Excerpted text.
++++++
In this text, Manuel DeLanda discusses the “Genesis of form”.

The problem for Deleuze is that Western philosophy conception of matter as inert receptacle for forms that come from outside spontaneous self-generation of form does not occur. Speaking about genesis of form, it was generated according to the boundaries and opportunities of the external physical forces.

Examples of Form genesis in nature help to understand that the two factors governing the creation of the differentiated instantiations are “Mathematics and Thermodynamics”. 

Mathematics gives the shape of the form. And to study the form you can put it in a grid, the form itself lies in it. He takes from Thermodynamics key concepts needed for a theory of immanent morphogenesis such as intensity and ontological commitments.

The two basic types of structures, for Deleuze, are the “Strata” and the “Self-consistent aggregates”, or the “Tree” and the “Rhizomes”.

Strata - Articulation of homogeneous elements(trees)

Self-consistent aggregates -  Articulation of heterogeneous elements(rhizomes)

Both result in isomorphic actual forms.

And he also talks about the Virtual versus Actual , the distinction between the possible and the real assumes a set of predefined forms that acquire physical reality as material forms.

Form creation in nature can be seen emerging in many different, yet specific morphological patterns. These patterns vary, transform, coexist and evolve, and are found in all life forms.
++++++
Dataset items:
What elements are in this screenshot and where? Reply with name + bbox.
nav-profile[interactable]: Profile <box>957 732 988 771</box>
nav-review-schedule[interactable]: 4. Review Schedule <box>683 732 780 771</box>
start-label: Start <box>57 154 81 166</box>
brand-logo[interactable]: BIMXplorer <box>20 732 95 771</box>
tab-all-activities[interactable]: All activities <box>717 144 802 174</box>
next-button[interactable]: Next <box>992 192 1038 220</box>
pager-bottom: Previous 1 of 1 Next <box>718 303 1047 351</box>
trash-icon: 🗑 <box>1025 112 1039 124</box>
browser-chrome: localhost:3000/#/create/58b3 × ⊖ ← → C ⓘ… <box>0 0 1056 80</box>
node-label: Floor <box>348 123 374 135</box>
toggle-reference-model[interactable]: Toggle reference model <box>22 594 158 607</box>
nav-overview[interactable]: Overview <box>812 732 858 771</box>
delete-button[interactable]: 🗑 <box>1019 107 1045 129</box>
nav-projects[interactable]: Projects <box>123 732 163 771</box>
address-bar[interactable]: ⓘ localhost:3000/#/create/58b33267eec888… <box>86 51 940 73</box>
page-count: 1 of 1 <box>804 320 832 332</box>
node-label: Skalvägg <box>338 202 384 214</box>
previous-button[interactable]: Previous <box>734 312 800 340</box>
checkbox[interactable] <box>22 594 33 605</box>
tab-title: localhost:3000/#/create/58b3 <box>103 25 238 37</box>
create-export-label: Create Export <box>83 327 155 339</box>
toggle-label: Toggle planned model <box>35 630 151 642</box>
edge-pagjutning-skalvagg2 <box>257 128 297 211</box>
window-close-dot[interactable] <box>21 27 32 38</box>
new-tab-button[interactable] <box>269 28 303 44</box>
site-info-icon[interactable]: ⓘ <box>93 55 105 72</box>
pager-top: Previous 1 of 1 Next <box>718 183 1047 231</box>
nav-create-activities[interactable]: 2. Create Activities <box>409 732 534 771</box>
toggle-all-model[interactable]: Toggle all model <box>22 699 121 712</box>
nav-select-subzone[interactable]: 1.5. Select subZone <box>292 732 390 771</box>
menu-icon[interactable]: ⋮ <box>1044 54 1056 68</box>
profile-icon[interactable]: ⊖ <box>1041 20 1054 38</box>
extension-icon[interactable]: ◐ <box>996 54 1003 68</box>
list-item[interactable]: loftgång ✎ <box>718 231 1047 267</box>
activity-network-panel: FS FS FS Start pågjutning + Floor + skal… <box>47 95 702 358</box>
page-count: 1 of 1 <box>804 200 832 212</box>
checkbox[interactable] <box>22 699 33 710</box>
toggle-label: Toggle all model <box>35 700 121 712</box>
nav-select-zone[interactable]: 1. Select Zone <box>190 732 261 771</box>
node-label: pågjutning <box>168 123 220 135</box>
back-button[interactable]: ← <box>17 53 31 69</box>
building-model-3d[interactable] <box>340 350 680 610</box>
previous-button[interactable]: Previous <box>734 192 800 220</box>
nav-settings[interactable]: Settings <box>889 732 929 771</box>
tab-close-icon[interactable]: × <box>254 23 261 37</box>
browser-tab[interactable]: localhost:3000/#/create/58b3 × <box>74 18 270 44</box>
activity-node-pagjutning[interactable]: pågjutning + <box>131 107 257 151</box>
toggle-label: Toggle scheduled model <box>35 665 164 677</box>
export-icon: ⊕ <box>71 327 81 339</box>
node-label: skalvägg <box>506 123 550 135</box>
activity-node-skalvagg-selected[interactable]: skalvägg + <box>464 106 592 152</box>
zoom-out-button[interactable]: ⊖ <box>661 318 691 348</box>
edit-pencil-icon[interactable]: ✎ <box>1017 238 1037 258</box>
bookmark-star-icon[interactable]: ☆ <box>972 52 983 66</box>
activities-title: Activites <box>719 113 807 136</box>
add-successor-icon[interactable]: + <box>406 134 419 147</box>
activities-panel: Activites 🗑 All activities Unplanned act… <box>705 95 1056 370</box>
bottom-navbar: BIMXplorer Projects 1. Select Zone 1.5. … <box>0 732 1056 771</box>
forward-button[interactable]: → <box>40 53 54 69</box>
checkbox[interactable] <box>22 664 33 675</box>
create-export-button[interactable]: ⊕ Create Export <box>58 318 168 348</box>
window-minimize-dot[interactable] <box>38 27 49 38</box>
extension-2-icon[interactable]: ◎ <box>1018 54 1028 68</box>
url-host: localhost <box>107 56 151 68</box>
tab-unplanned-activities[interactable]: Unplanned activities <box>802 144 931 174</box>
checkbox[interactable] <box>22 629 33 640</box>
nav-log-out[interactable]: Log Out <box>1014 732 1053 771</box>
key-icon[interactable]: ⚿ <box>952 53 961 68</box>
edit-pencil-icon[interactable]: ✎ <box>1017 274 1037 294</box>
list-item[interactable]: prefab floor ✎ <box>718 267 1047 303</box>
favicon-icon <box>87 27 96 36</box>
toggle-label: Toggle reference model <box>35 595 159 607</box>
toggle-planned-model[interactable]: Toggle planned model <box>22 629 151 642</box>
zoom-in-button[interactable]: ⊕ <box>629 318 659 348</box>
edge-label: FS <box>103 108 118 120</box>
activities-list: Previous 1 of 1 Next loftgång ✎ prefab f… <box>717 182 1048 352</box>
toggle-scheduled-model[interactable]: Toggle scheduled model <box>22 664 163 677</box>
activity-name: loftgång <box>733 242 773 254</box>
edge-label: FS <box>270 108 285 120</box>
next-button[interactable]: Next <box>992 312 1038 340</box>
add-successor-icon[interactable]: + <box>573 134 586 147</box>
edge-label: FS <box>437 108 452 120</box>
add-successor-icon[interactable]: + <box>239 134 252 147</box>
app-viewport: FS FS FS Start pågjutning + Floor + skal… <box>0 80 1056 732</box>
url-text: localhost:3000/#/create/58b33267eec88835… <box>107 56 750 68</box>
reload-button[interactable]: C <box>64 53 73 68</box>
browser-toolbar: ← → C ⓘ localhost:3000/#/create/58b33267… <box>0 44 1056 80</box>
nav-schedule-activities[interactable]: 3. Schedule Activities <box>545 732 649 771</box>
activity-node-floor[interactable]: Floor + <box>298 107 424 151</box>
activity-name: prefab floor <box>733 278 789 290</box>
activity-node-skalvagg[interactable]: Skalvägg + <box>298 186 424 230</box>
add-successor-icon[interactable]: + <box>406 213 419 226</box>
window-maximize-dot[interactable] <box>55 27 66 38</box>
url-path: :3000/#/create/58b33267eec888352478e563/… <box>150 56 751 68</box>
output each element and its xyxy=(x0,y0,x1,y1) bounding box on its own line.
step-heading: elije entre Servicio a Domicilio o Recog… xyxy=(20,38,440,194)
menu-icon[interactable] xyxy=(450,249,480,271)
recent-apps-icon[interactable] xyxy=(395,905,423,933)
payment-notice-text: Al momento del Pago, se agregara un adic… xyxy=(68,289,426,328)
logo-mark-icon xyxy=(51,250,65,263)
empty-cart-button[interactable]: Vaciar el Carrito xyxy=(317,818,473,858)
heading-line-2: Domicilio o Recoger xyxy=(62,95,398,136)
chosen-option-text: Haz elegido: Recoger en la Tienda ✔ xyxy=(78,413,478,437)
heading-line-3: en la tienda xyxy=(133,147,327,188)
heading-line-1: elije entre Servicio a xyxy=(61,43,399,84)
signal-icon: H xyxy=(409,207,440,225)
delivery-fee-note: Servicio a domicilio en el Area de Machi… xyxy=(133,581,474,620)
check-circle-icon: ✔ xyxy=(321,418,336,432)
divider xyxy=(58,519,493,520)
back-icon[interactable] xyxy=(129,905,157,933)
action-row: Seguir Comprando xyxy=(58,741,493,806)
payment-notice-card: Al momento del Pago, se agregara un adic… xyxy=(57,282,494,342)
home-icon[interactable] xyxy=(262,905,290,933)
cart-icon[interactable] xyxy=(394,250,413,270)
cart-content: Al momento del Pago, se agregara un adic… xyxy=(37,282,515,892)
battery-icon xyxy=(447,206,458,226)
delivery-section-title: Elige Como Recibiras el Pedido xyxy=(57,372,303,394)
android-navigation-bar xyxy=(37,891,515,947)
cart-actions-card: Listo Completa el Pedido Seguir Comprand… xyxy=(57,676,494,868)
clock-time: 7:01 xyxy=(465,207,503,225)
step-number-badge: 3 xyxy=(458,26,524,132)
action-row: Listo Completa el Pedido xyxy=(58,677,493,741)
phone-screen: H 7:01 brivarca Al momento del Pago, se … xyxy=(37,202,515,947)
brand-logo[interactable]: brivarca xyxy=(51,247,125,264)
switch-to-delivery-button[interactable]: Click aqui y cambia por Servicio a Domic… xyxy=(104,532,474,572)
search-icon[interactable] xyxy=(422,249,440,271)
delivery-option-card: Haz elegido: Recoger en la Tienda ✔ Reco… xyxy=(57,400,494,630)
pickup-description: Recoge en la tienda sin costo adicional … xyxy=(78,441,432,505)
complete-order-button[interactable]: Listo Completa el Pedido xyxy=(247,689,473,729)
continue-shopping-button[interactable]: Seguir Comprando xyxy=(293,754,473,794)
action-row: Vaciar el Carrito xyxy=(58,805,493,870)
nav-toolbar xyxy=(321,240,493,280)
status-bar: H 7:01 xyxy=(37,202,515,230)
++++++
Repeat everything in the text on the genesis of form from "The problem for" down to "external physical forces.", word for word. The items can be ignored.

Written response.
The problem for Deleuze is that Western philosophy conception of matter as inert receptacle for forms that come from outside spontaneous self-generation of form does not occur. Speaking about genesis of form, it was generated according to the boundaries and opportunities of the external physical forces.